• _Exercise objective_: Filter the listing and keep only the lines with the word "trifolii".

··· Listed entries

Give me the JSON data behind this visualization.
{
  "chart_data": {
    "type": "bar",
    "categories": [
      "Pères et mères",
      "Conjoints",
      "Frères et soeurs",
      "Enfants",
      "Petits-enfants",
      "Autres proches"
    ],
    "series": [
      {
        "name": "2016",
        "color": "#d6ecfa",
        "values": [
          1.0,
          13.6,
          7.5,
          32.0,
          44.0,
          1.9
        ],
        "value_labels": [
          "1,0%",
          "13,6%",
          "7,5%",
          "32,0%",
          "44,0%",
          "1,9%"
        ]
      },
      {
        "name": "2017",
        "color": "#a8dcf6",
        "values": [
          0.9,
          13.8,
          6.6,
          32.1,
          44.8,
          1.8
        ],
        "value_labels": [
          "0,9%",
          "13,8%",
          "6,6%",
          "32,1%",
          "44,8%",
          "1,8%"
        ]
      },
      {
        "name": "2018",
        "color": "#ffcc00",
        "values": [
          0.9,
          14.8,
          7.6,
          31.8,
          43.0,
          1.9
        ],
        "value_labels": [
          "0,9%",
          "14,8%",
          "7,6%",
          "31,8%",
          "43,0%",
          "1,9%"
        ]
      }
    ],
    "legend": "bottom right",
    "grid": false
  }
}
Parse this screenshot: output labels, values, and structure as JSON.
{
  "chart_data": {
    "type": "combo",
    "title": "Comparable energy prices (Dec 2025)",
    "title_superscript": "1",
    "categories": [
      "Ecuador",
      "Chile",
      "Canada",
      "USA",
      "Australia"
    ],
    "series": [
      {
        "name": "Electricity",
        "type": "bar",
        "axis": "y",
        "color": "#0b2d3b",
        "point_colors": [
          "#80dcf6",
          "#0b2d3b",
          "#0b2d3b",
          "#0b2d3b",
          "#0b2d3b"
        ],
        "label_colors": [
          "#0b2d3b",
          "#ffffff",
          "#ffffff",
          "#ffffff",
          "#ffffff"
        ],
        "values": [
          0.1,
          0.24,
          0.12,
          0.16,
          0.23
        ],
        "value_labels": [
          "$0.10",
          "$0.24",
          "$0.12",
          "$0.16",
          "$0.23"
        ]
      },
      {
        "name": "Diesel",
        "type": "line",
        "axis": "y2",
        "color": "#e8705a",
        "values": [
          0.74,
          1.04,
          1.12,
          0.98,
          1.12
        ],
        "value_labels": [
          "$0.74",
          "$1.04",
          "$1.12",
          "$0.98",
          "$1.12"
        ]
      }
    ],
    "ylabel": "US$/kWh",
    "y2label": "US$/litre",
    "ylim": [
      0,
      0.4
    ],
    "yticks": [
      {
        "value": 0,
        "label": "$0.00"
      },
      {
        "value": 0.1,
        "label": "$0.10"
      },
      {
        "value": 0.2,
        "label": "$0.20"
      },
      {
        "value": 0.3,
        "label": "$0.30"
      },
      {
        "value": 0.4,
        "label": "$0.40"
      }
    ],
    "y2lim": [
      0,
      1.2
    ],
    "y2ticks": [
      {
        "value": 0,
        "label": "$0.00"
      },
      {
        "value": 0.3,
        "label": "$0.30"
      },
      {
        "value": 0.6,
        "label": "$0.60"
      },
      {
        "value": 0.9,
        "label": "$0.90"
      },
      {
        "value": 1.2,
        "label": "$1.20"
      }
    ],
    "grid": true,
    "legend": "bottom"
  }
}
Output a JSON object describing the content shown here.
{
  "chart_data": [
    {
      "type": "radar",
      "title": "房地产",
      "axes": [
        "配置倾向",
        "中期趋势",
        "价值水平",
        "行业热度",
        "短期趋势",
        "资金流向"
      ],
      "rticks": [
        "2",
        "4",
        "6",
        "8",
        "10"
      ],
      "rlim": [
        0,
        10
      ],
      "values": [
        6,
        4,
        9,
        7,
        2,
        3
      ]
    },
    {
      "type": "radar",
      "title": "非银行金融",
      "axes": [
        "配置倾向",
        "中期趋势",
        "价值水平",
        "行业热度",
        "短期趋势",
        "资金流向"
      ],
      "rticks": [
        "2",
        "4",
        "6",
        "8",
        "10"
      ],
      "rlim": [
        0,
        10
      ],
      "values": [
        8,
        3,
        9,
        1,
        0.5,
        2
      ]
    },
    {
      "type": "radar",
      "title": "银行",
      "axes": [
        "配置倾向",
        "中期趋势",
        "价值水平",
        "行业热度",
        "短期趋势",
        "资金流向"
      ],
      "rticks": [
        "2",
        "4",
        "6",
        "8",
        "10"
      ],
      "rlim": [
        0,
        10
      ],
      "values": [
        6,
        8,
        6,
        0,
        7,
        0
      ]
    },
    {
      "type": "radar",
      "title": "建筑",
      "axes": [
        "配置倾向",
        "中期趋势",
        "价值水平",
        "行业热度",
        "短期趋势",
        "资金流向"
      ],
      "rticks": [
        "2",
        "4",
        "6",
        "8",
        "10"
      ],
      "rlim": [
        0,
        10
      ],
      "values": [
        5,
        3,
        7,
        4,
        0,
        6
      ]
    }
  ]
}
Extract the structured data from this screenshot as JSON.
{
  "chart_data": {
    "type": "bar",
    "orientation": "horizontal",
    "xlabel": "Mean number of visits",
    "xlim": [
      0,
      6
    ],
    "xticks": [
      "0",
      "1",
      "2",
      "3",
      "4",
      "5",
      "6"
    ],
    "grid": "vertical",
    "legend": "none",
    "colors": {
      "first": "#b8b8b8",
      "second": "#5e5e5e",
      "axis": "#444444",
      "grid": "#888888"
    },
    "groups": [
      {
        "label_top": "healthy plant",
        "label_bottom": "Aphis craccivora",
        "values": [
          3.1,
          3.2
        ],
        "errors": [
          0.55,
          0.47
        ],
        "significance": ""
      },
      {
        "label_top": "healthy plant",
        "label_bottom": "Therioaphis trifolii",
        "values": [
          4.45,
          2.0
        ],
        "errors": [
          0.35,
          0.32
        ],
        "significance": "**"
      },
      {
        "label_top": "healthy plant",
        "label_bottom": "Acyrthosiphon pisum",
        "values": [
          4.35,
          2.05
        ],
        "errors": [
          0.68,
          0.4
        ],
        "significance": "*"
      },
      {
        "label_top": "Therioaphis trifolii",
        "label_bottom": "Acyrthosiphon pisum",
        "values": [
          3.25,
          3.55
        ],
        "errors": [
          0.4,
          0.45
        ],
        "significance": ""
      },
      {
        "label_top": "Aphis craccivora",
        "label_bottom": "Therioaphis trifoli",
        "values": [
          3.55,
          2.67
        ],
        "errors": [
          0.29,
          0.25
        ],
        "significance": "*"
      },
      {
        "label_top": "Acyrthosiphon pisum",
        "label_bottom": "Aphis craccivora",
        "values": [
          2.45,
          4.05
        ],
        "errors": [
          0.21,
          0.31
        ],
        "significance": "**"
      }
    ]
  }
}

······

• _The response_:
        "label_bottom": "Therioaphis trifolii",
        "label_top": "Therioaphis trifolii",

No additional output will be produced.